| EXERCISE BRIEF |
Restate the complete material exactly.

| RECORD SET |
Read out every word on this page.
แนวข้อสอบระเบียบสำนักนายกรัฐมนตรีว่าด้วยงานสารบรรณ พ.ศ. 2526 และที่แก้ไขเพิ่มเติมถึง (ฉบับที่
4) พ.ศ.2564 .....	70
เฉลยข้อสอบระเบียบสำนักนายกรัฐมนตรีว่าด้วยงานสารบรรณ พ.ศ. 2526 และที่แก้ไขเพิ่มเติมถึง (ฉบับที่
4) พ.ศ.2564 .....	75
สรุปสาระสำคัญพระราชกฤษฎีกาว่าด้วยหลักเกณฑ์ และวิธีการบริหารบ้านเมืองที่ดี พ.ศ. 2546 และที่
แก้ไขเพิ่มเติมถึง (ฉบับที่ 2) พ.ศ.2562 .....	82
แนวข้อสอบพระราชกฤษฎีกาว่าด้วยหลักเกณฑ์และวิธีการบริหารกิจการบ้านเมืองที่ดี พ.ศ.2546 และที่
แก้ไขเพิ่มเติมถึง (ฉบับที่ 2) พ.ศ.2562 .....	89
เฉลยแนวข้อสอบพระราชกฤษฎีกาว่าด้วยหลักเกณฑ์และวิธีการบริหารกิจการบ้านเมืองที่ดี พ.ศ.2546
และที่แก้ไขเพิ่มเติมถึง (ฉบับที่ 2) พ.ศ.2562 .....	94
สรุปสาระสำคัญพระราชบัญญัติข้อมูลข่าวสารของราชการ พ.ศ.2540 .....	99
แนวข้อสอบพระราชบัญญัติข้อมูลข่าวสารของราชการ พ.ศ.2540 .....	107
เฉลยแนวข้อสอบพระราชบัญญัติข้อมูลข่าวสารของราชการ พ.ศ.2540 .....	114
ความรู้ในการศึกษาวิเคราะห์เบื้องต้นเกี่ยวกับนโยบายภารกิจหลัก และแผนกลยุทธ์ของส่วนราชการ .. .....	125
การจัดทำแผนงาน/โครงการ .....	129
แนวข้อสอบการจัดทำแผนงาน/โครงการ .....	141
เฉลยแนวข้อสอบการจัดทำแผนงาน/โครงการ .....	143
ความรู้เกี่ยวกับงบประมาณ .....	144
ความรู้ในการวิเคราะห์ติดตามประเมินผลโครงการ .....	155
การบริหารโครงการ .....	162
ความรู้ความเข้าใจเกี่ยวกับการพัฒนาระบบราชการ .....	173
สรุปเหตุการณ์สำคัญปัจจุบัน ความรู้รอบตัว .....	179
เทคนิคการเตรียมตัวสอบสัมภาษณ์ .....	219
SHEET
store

| ANSWER FOR THE TASK |
Read out every word on this page.
แนวข้อสอบระเบียบสำนักนายกรัฐมนตรีว่าด้วยงานสารบรรณ พ.ศ. 2526 และที่แก้ไขเพิ่มเติมถึง (ฉบับที่
4) พ.ศ.2564 .....	70
เฉลยข้อสอบระเบียบสำนักนายกรัฐมนตรีว่าด้วยงานสารบรรณ พ.ศ. 2526 และที่แก้ไขเพิ่มเติมถึง (ฉบับที่
4) พ.ศ.2564 .....	75
สรุปสาระสำคัญพระราชกฤษฎีกาว่าด้วยหลักเกณฑ์ และวิธีการบริหารบ้านเมืองที่ดี พ.ศ. 2546 และที่
แก้ไขเพิ่มเติมถึง (ฉบับที่ 2) พ.ศ.2562 .....	82
แนวข้อสอบพระราชกฤษฎีกาว่าด้วยหลักเกณฑ์และวิธีการบริหารกิจการบ้านเมืองที่ดี พ.ศ.2546 และที่
แก้ไขเพิ่มเติมถึง (ฉบับที่ 2) พ.ศ.2562 .....	89
เฉลยแนวข้อสอบพระราชกฤษฎีกาว่าด้วยหลักเกณฑ์และวิธีการบริหารกิจการบ้านเมืองที่ดี พ.ศ.2546
และที่แก้ไขเพิ่มเติมถึง (ฉบับที่ 2) พ.ศ.2562 .....	94
สรุปสาระสำคัญพระราชบัญญัติข้อมูลข่าวสารของราชการ พ.ศ.2540 .....	99
แนวข้อสอบพระราชบัญญัติข้อมูลข่าวสารของราชการ พ.ศ.2540 .....	107
เฉลยแนวข้อสอบพระราชบัญญัติข้อมูลข่าวสารของราชการ พ.ศ.2540 .....	114
ความรู้ในการศึกษาวิเคราะห์เบื้องต้นเกี่ยวกับนโยบายภารกิจหลัก และแผนกลยุทธ์ของส่วนราชการ .. .....	125
การจัดทำแผนงาน/โครงการ .....	129
แนวข้อสอบการจัดทำแผนงาน/โครงการ .....	141
เฉลยแนวข้อสอบการจัดทำแผนงาน/โครงการ .....	143
ความรู้เกี่ยวกับงบประมาณ .....	144
ความรู้ในการวิเคราะห์ติดตามประเมินผลโครงการ .....	155
การบริหารโครงการ .....	162
ความรู้ความเข้าใจเกี่ยวกับการพัฒนาระบบราชการ .....	173
สรุปเหตุการณ์สำคัญปัจจุบัน ความรู้รอบตัว .....	179
เทคนิคการเตรียมตัวสอบสัมภาษณ์ .....	219
SHEET
store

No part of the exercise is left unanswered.